━━━━━ The data ━━━━━

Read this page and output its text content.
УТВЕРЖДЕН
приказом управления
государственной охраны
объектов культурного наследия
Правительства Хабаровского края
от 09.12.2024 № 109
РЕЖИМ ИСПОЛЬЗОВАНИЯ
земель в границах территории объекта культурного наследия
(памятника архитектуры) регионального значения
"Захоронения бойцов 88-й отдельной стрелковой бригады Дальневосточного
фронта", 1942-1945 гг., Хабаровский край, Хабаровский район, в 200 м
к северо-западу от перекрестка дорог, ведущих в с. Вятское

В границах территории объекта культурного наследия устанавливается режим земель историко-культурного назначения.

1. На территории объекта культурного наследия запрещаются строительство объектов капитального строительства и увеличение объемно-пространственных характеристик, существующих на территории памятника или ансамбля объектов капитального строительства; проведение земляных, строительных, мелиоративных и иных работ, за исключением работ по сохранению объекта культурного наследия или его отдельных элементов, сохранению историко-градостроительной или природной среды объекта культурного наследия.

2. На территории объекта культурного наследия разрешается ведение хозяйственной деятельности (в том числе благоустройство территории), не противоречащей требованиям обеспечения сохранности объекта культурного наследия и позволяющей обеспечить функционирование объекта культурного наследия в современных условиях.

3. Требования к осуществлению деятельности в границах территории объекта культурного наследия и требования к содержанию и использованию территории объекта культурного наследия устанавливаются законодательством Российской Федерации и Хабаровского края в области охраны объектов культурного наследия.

━━━━━
━━━━━ The data ━━━━━

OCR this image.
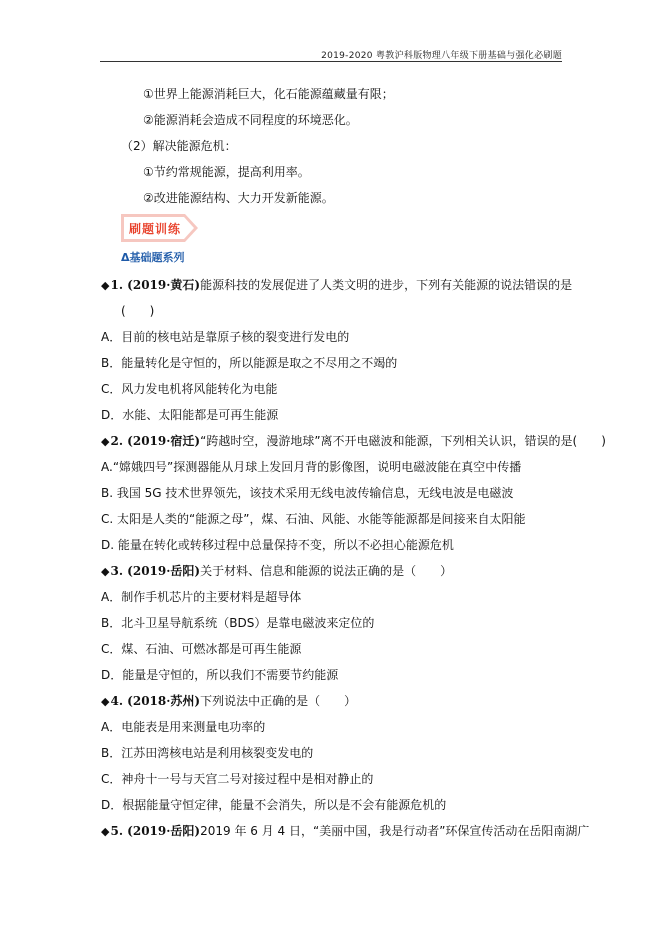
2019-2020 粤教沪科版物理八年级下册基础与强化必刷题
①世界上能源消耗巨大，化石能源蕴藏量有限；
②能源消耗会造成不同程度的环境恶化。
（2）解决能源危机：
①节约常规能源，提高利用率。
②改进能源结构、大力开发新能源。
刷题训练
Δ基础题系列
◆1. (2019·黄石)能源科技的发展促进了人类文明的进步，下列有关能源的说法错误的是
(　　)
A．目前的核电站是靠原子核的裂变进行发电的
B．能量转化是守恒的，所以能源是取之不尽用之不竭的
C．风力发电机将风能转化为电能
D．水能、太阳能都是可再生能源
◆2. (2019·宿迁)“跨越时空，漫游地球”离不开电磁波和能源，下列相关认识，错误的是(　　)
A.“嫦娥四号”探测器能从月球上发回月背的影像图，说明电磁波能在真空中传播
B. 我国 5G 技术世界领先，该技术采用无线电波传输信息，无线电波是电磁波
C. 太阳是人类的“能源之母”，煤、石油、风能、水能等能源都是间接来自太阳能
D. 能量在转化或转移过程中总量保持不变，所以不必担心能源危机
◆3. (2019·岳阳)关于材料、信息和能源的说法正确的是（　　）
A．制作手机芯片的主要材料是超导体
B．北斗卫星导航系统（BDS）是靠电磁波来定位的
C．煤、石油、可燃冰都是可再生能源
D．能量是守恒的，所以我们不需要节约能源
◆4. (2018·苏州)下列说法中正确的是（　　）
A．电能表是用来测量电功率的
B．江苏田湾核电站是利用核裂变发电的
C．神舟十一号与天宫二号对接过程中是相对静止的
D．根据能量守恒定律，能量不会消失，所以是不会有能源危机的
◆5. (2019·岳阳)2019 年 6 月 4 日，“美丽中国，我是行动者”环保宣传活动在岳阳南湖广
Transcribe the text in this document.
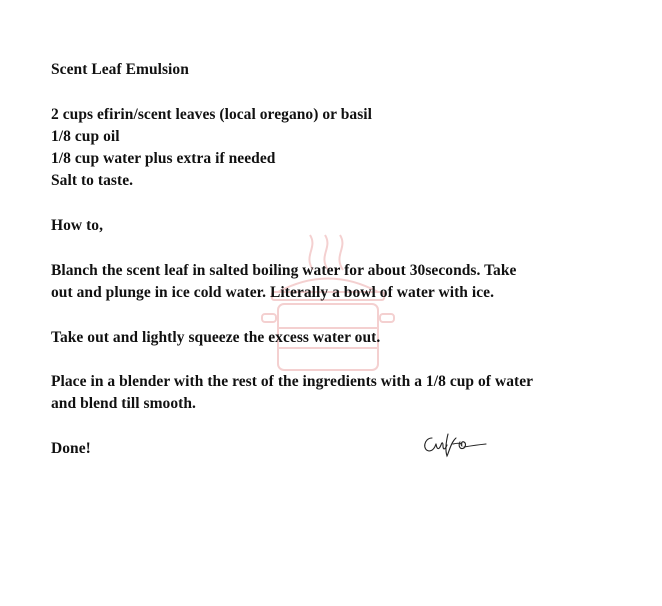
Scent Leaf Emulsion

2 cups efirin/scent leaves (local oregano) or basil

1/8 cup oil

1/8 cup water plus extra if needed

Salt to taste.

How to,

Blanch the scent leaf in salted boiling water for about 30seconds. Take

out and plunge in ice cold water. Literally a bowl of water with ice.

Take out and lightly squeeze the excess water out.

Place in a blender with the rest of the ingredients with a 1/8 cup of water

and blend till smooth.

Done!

━━━━━

Exercise objective:
In the records above, locate the lines holding the word "памятника". Copy each of them.

Full output:
(памятника архитектуры) регионального значения
1. На территории объекта культурного наследия запрещаются строительство объектов капитального строительства и увеличение объемно-пространственных характеристик, существующих на территории памятника или ансамбля объектов капитального строительства; проведение земляных, строительных, мелиоративных и иных работ, за исключением работ по сохранению объекта культурного наследия или его отдельных элементов, сохранению историко-градостроительной или природной среды объекта культурного наследия.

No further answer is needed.